■ **STATED EXERCISE**
Output every line of the data exactly as it appears.

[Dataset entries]
++++++++

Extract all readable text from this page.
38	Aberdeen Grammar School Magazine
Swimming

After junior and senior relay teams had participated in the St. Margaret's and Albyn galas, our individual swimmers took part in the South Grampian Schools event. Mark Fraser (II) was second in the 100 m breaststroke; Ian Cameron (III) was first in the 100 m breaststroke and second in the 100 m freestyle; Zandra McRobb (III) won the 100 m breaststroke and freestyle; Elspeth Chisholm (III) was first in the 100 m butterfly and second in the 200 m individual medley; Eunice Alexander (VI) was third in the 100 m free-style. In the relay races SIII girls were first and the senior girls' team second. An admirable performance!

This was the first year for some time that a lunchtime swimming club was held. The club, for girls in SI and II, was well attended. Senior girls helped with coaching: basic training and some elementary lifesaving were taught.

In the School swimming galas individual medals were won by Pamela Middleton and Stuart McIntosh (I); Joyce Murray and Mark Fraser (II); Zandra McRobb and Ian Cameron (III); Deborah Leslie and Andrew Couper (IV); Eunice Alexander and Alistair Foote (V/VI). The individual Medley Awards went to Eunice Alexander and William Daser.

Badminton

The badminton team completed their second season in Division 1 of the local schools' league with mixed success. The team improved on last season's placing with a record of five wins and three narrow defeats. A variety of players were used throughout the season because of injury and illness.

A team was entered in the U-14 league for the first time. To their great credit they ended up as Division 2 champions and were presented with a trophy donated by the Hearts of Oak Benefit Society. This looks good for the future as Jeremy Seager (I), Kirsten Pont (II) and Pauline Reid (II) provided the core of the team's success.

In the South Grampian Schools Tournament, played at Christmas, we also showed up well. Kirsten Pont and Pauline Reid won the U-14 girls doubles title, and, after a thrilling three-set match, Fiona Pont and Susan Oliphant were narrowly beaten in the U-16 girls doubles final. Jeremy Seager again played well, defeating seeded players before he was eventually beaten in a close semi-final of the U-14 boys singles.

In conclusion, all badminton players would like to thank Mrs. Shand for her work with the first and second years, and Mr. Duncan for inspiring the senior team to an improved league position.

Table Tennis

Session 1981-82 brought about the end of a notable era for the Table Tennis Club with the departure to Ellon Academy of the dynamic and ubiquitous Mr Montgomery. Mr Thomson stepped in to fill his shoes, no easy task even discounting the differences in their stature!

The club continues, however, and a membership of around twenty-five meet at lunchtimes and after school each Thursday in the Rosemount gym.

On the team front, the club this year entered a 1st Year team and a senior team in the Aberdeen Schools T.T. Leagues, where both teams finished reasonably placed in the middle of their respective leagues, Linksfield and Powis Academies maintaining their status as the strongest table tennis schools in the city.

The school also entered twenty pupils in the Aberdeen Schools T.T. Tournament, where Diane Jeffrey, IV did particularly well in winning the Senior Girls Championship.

++++++++

■ **FINISHED EXERCISE**
Extract all readable text from this page.
38	Aberdeen Grammar School Magazine
Swimming

After junior and senior relay teams had participated in the St. Margaret's and Albyn galas, our individual swimmers took part in the South Grampian Schools event. Mark Fraser (II) was second in the 100 m breaststroke; Ian Cameron (III) was first in the 100 m breaststroke and second in the 100 m freestyle; Zandra McRobb (III) won the 100 m breaststroke and freestyle; Elspeth Chisholm (III) was first in the 100 m butterfly and second in the 200 m individual medley; Eunice Alexander (VI) was third in the 100 m free-style. In the relay races SIII girls were first and the senior girls' team second. An admirable performance!

This was the first year for some time that a lunchtime swimming club was held. The club, for girls in SI and II, was well attended. Senior girls helped with coaching: basic training and some elementary lifesaving were taught.

In the School swimming galas individual medals were won by Pamela Middleton and Stuart McIntosh (I); Joyce Murray and Mark Fraser (II); Zandra McRobb and Ian Cameron (III); Deborah Leslie and Andrew Couper (IV); Eunice Alexander and Alistair Foote (V/VI). The individual Medley Awards went to Eunice Alexander and William Daser.

Badminton

The badminton team completed their second season in Division 1 of the local schools' league with mixed success. The team improved on last season's placing with a record of five wins and three narrow defeats. A variety of players were used throughout the season because of injury and illness.

A team was entered in the U-14 league for the first time. To their great credit they ended up as Division 2 champions and were presented with a trophy donated by the Hearts of Oak Benefit Society. This looks good for the future as Jeremy Seager (I), Kirsten Pont (II) and Pauline Reid (II) provided the core of the team's success.

In the South Grampian Schools Tournament, played at Christmas, we also showed up well. Kirsten Pont and Pauline Reid won the U-14 girls doubles title, and, after a thrilling three-set match, Fiona Pont and Susan Oliphant were narrowly beaten in the U-16 girls doubles final. Jeremy Seager again played well, defeating seeded players before he was eventually beaten in a close semi-final of the U-14 boys singles.

In conclusion, all badminton players would like to thank Mrs. Shand for her work with the first and second years, and Mr. Duncan for inspiring the senior team to an improved league position.

Table Tennis

Session 1981-82 brought about the end of a notable era for the Table Tennis Club with the departure to Ellon Academy of the dynamic and ubiquitous Mr Montgomery. Mr Thomson stepped in to fill his shoes, no easy task even discounting the differences in their stature!

The club continues, however, and a membership of around twenty-five meet at lunchtimes and after school each Thursday in the Rosemount gym.

On the team front, the club this year entered a 1st Year team and a senior team in the Aberdeen Schools T.T. Leagues, where both teams finished reasonably placed in the middle of their respective leagues, Linksfield and Powis Academies maintaining their status as the strongest table tennis schools in the city.

The school also entered twenty pupils in the Aberdeen Schools T.T. Tournament, where Diane Jeffrey, IV did particularly well in winning the Senior Girls Championship.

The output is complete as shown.